§ **EXERCISE PROMPT**
Write out the whole listing again, exactly as given.

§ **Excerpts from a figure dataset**

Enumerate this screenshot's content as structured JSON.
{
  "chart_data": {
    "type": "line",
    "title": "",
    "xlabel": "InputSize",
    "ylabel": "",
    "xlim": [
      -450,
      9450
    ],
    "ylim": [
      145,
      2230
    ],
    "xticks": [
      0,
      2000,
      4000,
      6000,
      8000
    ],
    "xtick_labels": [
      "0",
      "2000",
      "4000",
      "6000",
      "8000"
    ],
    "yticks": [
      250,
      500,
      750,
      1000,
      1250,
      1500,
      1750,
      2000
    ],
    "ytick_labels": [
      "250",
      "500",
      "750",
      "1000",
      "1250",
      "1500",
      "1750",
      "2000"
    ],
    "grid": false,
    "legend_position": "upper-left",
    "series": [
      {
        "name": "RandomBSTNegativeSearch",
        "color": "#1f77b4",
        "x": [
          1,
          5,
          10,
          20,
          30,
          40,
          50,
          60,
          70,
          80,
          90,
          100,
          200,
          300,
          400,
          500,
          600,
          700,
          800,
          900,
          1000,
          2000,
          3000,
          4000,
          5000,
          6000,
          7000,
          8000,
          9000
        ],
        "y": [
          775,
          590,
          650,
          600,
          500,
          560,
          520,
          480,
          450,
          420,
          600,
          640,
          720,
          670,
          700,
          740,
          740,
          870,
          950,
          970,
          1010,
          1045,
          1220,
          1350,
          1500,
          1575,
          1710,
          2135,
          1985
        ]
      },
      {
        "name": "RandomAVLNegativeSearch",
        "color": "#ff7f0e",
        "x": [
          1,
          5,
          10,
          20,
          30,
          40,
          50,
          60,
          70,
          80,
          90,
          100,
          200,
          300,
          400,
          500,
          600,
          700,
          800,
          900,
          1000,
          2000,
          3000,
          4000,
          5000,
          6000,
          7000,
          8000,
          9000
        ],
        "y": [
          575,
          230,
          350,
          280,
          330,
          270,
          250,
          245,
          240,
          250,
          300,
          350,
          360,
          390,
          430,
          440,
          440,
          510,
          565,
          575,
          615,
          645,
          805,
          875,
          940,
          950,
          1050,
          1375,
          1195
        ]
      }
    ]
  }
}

§ **RESULT FOR THIS TASK**
Enumerate this screenshot's content as structured JSON.
{
  "chart_data": {
    "type": "line",
    "title": "",
    "xlabel": "InputSize",
    "ylabel": "",
    "xlim": [
      -450,
      9450
    ],
    "ylim": [
      145,
      2230
    ],
    "xticks": [
      0,
      2000,
      4000,
      6000,
      8000
    ],
    "xtick_labels": [
      "0",
      "2000",
      "4000",
      "6000",
      "8000"
    ],
    "yticks": [
      250,
      500,
      750,
      1000,
      1250,
      1500,
      1750,
      2000
    ],
    "ytick_labels": [
      "250",
      "500",
      "750",
      "1000",
      "1250",
      "1500",
      "1750",
      "2000"
    ],
    "grid": false,
    "legend_position": "upper-left",
    "series": [
      {
        "name": "RandomBSTNegativeSearch",
        "color": "#1f77b4",
        "x": [
          1,
          5,
          10,
          20,
          30,
          40,
          50,
          60,
          70,
          80,
          90,
          100,
          200,
          300,
          400,
          500,
          600,
          700,
          800,
          900,
          1000,
          2000,
          3000,
          4000,
          5000,
          6000,
          7000,
          8000,
          9000
        ],
        "y": [
          775,
          590,
          650,
          600,
          500,
          560,
          520,
          480,
          450,
          420,
          600,
          640,
          720,
          670,
          700,
          740,
          740,
          870,
          950,
          970,
          1010,
          1045,
          1220,
          1350,
          1500,
          1575,
          1710,
          2135,
          1985
        ]
      },
      {
        "name": "RandomAVLNegativeSearch",
        "color": "#ff7f0e",
        "x": [
          1,
          5,
          10,
          20,
          30,
          40,
          50,
          60,
          70,
          80,
          90,
          100,
          200,
          300,
          400,
          500,
          600,
          700,
          800,
          900,
          1000,
          2000,
          3000,
          4000,
          5000,
          6000,
          7000,
          8000,
          9000
        ],
        "y": [
          575,
          230,
          350,
          280,
          330,
          270,
          250,
          245,
          240,
          250,
          300,
          350,
          360,
          390,
          430,
          440,
          440,
          510,
          565,
          575,
          615,
          645,
          805,
          875,
          940,
          950,
          1050,
          1375,
          1195
        ]
      }
    ]
  }
}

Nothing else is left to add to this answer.